→ **What needs to be done**:
Your task is to gather the lines below that hold the string "оказание".

==================================================

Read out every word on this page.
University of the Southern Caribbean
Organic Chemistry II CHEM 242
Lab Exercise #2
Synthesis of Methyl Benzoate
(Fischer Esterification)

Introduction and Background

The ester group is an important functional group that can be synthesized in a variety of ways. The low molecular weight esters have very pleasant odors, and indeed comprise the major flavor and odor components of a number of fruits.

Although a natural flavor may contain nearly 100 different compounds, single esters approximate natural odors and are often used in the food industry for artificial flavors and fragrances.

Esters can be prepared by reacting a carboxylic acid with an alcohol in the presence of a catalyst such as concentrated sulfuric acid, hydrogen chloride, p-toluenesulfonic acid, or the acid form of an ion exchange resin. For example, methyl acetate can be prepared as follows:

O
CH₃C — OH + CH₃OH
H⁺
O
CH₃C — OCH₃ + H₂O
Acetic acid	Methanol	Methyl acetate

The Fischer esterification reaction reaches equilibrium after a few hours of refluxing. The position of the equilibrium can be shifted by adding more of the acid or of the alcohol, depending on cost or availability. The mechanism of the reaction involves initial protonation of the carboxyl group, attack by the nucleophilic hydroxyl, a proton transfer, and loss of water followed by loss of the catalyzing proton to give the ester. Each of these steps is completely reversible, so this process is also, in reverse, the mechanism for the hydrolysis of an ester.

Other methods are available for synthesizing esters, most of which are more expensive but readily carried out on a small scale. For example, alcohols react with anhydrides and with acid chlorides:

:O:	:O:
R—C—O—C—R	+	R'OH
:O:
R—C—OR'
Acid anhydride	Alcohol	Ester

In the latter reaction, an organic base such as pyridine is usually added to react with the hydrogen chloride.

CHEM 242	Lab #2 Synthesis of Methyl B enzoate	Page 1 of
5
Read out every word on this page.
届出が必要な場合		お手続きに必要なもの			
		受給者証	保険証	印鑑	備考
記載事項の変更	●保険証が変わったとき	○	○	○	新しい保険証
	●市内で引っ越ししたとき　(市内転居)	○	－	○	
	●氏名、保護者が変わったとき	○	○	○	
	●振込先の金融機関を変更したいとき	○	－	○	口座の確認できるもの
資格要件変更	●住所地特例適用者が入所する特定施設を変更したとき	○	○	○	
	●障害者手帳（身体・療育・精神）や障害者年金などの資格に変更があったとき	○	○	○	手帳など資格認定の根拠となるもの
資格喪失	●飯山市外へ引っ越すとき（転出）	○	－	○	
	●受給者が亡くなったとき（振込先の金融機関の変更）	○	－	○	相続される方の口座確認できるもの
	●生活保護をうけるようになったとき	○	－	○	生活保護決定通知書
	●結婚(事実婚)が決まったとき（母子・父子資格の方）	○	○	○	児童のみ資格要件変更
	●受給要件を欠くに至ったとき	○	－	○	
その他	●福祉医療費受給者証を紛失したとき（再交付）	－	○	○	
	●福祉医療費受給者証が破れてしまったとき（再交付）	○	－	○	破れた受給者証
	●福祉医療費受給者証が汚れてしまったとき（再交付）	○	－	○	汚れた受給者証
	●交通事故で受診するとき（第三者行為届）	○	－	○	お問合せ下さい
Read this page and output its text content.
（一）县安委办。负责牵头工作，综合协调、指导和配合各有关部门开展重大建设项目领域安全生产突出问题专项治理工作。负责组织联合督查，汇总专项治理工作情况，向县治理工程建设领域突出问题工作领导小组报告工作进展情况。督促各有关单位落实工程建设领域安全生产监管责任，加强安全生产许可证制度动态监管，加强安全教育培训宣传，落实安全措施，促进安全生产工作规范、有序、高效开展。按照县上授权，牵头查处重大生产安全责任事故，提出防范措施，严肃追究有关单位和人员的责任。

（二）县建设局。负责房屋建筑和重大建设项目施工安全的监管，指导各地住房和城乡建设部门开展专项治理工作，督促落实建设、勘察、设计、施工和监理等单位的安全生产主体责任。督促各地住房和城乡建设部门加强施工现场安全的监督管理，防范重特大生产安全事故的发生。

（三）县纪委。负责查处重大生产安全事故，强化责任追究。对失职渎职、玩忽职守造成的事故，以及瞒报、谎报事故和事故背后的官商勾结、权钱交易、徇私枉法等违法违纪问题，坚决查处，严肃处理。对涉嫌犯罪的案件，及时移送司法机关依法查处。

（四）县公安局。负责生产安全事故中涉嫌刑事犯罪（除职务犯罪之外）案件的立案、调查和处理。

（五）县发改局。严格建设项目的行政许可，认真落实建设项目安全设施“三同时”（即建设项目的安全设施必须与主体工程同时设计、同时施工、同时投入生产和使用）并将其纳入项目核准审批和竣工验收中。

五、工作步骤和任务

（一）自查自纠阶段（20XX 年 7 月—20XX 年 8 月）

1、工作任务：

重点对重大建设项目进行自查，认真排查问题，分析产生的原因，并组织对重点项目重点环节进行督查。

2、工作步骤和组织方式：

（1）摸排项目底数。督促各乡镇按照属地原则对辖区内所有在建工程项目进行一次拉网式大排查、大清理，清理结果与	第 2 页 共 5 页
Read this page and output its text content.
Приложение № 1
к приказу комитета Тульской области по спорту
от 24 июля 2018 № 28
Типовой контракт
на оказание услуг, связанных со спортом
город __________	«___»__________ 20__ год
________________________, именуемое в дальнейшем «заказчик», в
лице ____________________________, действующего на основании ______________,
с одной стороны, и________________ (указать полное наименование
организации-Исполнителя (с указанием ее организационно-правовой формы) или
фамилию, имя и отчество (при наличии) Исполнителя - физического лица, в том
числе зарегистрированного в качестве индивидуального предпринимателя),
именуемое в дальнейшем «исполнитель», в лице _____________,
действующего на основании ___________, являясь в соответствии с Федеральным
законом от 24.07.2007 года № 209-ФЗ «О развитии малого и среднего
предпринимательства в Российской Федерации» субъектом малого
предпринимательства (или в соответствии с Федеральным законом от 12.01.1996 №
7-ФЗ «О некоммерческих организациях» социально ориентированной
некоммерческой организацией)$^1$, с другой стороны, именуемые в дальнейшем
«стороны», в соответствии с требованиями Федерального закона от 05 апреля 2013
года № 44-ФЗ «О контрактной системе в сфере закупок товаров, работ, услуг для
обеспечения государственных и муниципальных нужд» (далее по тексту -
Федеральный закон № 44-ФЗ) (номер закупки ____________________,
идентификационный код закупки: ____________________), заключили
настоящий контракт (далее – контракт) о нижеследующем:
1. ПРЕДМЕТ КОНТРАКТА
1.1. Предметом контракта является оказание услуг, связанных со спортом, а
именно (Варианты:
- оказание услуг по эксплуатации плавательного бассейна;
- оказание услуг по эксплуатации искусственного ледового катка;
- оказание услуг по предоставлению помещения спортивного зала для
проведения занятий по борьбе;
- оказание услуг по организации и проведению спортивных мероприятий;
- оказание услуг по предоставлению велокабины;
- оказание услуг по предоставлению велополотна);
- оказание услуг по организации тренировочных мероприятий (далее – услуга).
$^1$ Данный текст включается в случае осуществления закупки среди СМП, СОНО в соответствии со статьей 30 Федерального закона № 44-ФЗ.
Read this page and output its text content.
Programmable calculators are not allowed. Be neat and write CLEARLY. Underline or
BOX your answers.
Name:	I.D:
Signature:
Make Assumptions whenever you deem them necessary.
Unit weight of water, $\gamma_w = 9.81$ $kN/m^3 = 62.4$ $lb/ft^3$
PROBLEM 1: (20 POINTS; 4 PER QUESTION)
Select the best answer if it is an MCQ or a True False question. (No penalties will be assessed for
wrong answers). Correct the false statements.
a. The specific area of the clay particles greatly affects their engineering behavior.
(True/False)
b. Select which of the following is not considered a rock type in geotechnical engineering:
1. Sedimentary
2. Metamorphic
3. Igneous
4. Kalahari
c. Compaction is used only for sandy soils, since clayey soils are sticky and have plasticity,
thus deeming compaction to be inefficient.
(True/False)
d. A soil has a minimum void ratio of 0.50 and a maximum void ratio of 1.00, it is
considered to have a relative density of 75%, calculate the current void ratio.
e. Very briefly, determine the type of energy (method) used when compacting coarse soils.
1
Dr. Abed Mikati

==================================================

→ **In response**:
на оказание услуг, связанных со спортом
1.1. Предметом контракта является оказание услуг, связанных со спортом, а
- оказание услуг по эксплуатации плавательного бассейна;
- оказание услуг по эксплуатации искусственного ледового катка;
- оказание услуг по предоставлению помещения спортивного зала для
- оказание услуг по организации и проведению спортивных мероприятий;
- оказание услуг по предоставлению велокабины;
- оказание услуг по предоставлению велополотна);
- оказание услуг по организации тренировочных мероприятий (далее – услуга).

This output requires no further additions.